**WORK ORDER**
Lines below containing the word "using" should be copied out.

**STUDY MATERIAL**

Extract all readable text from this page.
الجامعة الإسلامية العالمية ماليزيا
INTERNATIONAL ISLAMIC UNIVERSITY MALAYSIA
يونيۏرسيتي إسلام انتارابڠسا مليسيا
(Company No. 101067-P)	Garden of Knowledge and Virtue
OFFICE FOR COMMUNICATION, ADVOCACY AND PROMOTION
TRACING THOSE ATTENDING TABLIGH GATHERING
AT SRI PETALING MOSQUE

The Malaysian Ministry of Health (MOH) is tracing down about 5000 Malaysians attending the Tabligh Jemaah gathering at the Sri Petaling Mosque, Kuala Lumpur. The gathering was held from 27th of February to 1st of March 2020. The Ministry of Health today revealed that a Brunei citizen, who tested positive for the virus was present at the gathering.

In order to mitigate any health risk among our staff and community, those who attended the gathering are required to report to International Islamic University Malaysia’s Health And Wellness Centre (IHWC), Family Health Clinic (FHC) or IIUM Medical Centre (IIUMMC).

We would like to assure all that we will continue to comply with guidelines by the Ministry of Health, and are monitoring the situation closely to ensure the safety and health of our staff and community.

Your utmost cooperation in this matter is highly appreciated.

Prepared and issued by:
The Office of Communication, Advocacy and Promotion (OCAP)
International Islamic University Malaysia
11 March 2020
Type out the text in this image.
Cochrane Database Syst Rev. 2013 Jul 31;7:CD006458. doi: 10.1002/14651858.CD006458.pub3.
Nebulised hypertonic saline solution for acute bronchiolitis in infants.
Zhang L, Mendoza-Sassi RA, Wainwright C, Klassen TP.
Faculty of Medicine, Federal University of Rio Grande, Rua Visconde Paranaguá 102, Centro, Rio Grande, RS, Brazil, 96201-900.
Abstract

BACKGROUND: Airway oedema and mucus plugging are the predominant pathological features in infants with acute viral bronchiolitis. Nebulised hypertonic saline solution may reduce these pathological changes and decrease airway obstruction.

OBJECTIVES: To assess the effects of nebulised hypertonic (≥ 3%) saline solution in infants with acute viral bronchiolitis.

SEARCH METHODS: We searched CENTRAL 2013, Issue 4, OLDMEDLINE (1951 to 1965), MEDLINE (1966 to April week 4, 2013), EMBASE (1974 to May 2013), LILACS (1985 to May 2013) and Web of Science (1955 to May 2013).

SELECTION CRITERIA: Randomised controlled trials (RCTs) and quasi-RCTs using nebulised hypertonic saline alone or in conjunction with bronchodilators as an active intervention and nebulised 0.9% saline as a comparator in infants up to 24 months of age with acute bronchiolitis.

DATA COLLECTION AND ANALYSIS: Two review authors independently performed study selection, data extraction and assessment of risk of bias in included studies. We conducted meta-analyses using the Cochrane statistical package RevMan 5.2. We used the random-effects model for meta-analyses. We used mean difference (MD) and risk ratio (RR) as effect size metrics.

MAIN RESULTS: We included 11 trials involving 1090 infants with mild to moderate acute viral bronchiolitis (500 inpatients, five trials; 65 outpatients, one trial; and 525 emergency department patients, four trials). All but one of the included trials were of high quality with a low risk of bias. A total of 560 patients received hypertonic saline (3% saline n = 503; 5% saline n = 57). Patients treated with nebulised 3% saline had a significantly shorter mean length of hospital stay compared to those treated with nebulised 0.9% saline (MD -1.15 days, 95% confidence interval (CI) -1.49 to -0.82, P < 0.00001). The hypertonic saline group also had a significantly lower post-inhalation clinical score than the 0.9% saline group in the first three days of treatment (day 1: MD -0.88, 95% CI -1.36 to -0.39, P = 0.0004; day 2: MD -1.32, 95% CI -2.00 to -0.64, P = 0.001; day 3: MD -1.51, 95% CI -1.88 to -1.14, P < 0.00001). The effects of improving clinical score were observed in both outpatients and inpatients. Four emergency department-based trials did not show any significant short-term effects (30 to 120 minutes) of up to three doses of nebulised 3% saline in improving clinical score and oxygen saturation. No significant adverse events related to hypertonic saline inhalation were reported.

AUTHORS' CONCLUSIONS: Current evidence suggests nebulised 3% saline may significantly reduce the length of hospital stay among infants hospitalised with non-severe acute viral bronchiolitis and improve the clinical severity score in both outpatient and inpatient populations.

**COMPLETED TASK**
SELECTION CRITERIA: Randomised controlled trials (RCTs) and quasi-RCTs using nebulised hypertonic saline alone or in conjunction with bronchodilators as an active intervention and nebulised 0.9% saline as a comparator in infants up to 24 months of age with acute bronchiolitis.
DATA COLLECTION AND ANALYSIS: Two review authors independently performed study selection, data extraction and assessment of risk of bias in included studies. We conducted meta-analyses using the Cochrane statistical package RevMan 5.2. We used the random-effects model for meta-analyses. We used mean difference (MD) and risk ratio (RR) as effect size metrics.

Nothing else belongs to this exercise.